Please write out exactly the lines that begin at the line containing "Decode this image" and run to the end of the records.
========================================
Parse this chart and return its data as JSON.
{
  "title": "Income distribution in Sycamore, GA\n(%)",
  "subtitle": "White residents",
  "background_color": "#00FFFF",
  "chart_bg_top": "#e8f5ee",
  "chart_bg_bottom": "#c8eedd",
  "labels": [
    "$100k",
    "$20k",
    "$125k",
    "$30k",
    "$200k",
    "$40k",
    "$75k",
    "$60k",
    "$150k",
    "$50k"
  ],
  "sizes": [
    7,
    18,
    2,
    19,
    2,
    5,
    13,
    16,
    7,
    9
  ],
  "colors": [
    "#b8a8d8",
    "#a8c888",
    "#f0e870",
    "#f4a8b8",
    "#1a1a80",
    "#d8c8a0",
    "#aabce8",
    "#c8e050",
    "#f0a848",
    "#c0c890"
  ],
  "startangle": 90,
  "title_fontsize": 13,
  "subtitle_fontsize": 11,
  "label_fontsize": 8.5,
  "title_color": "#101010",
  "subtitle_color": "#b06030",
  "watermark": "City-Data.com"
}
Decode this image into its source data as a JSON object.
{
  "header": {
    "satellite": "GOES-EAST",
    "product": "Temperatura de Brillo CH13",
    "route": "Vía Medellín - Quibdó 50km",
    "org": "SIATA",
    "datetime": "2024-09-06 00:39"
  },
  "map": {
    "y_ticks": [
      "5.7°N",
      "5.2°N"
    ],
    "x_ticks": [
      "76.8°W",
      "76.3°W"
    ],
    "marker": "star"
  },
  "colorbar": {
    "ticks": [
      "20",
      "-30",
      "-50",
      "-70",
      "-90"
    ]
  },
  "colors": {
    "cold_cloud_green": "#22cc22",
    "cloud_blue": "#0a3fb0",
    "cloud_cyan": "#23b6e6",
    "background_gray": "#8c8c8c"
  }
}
========================================
§ **THE RESPONSE**
Decode this image into its source data as a JSON object.
{
  "header": {
    "satellite": "GOES-EAST",
    "product": "Temperatura de Brillo CH13",
    "route": "Vía Medellín - Quibdó 50km",
    "org": "SIATA",
    "datetime": "2024-09-06 00:39"
  },
  "map": {
    "y_ticks": [
      "5.7°N",
      "5.2°N"
    ],
    "x_ticks": [
      "76.8°W",
      "76.3°W"
    ],
    "marker": "star"
  },
  "colorbar": {
    "ticks": [
      "20",
      "-30",
      "-50",
      "-70",
      "-90"
    ]
  },
  "colors": {
    "cold_cloud_green": "#22cc22",
    "cloud_blue": "#0a3fb0",
    "cloud_cyan": "#23b6e6",
    "background_gray": "#8c8c8c"
  }
}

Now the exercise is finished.